**Work to do:** Omit the images. Copy each entry word for word.

---------- Record set

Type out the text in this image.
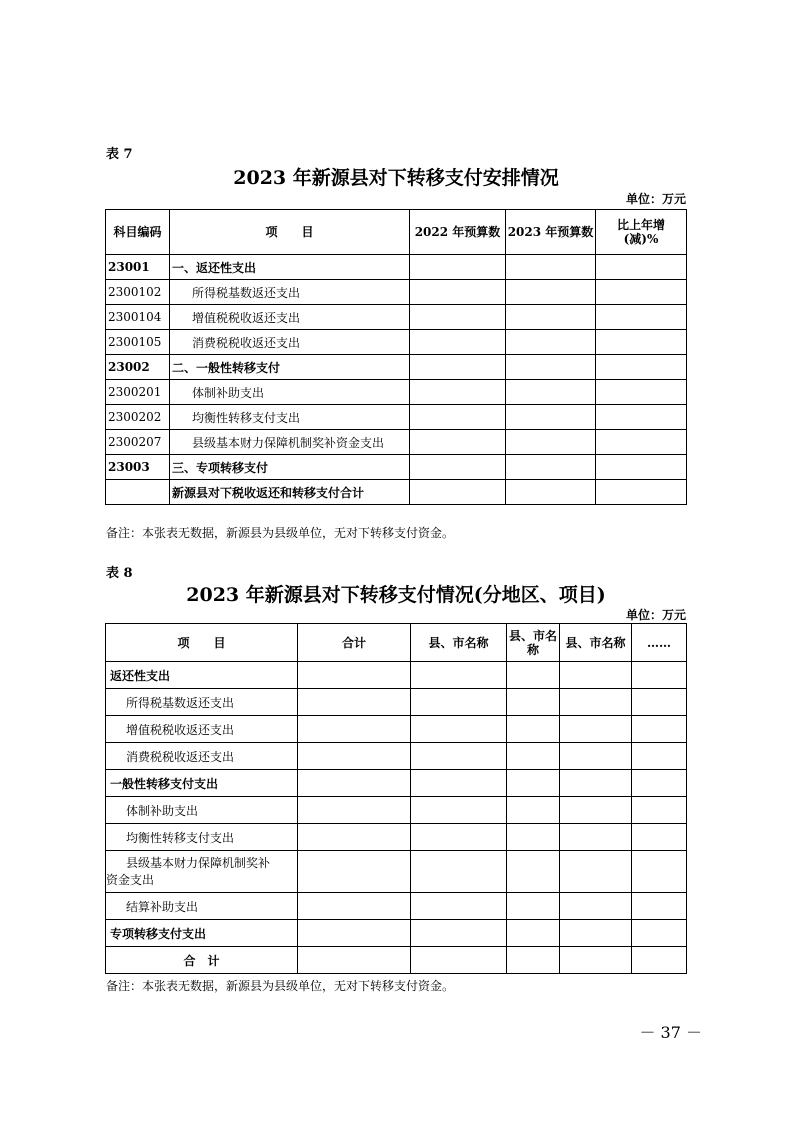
表 7
2023 年新源县对下转移支付安排情况
单位：万元
科目编码	项　　目	2022 年预算数	2023 年预算数	比上年增
(减)%

23001	一、返还性支出			
2300102	所得税基数返还支出			
2300104	增值税税收返还支出			
2300105	消费税税收返还支出			
23002	二、一般性转移支付			
2300201	体制补助支出			
2300202	均衡性转移支付支出			
2300207	县级基本财力保障机制奖补资金支出			
23003	三、专项转移支付			
	新源县对下税收返还和转移支付合计			
备注：本张表无数据，新源县为县级单位，无对下转移支付资金。
表 8
2023 年新源县对下转移支付情况(分地区、项目)
单位：万元
项　　目	合计	县、市名称	县、市名
称	县、市名称	……
返还性支出					
所得税基数返还支出					
增值税税收返还支出					
消费税税收返还支出					
一般性转移支付支出					
体制补助支出					
均衡性转移支付支出					

县级基本财力保障机制奖补
资金支出					

结算补助支出					
专项转移支付支出					
合　计					
备注：本张表无数据，新源县为县级单位，无对下转移支付资金。
－ 37 －
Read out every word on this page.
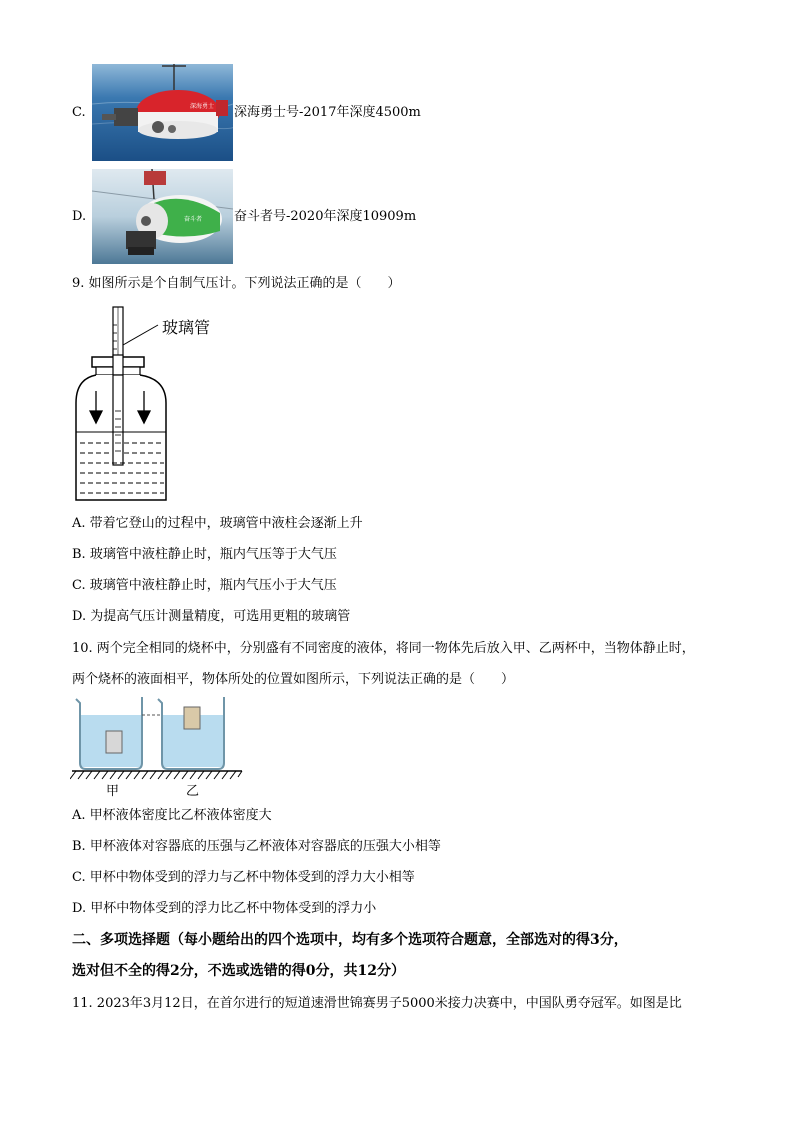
C.	深海勇士 深海勇士号-2017年深度4500m
D.	奋斗者 奋斗者号-2020年深度10909m
9. 如图所示是个自制气压计。下列说法正确的是（　　）
玻璃管
A. 带着它登山的过程中，玻璃管中液柱会逐渐上升
B. 玻璃管中液柱静止时，瓶内气压等于大气压
C. 玻璃管中液柱静止时，瓶内气压小于大气压
D. 为提高气压计测量精度，可选用更粗的玻璃管
10. 两个完全相同的烧杯中，分别盛有不同密度的液体，将同一物体先后放入甲、乙两杯中，当物体静止时，
两个烧杯的液面相平，物体所处的位置如图所示，下列说法正确的是（　　）
甲	乙
A. 甲杯液体密度比乙杯液体密度大
B. 甲杯液体对容器底的压强与乙杯液体对容器底的压强大小相等
C. 甲杯中物体受到的浮力与乙杯中物体受到的浮力大小相等
D. 甲杯中物体受到的浮力比乙杯中物体受到的浮力小
二、多项选择题（每小题给出的四个选项中，均有多个选项符合题意，全部选对的得3分，
选对但不全的得2分，不选或选错的得0分，共12分）
11. 2023年3月12日，在首尔进行的短道速滑世锦赛男子5000米接力决赛中，中国队勇夺冠军。如图是比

--------------------

**Reply to the exercise:**
Type out the text in this image.
表 7
2023 年新源县对下转移支付安排情况
单位：万元
科目编码	项　　目	2022 年预算数	2023 年预算数	比上年增
(减)%

23001	一、返还性支出			
2300102	所得税基数返还支出			
2300104	增值税税收返还支出			
2300105	消费税税收返还支出			
23002	二、一般性转移支付			
2300201	体制补助支出			
2300202	均衡性转移支付支出			
2300207	县级基本财力保障机制奖补资金支出			
23003	三、专项转移支付			
	新源县对下税收返还和转移支付合计			
备注：本张表无数据，新源县为县级单位，无对下转移支付资金。
表 8
2023 年新源县对下转移支付情况(分地区、项目)
单位：万元
项　　目	合计	县、市名称	县、市名
称	县、市名称	……
返还性支出					
所得税基数返还支出					
增值税税收返还支出					
消费税税收返还支出					
一般性转移支付支出					
体制补助支出					
均衡性转移支付支出					

县级基本财力保障机制奖补
资金支出					

结算补助支出					
专项转移支付支出					
合　计					
备注：本张表无数据，新源县为县级单位，无对下转移支付资金。
－ 37 －
Read out every word on this page.
C.	深海勇士 深海勇士号-2017年深度4500m
D.	奋斗者 奋斗者号-2020年深度10909m
9. 如图所示是个自制气压计。下列说法正确的是（　　）
玻璃管
A. 带着它登山的过程中，玻璃管中液柱会逐渐上升
B. 玻璃管中液柱静止时，瓶内气压等于大气压
C. 玻璃管中液柱静止时，瓶内气压小于大气压
D. 为提高气压计测量精度，可选用更粗的玻璃管
10. 两个完全相同的烧杯中，分别盛有不同密度的液体，将同一物体先后放入甲、乙两杯中，当物体静止时，
两个烧杯的液面相平，物体所处的位置如图所示，下列说法正确的是（　　）
甲	乙
A. 甲杯液体密度比乙杯液体密度大
B. 甲杯液体对容器底的压强与乙杯液体对容器底的压强大小相等
C. 甲杯中物体受到的浮力与乙杯中物体受到的浮力大小相等
D. 甲杯中物体受到的浮力比乙杯中物体受到的浮力小
二、多项选择题（每小题给出的四个选项中，均有多个选项符合题意，全部选对的得3分，
选对但不全的得2分，不选或选错的得0分，共12分）
11. 2023年3月12日，在首尔进行的短道速滑世锦赛男子5000米接力决赛中，中国队勇夺冠军。如图是比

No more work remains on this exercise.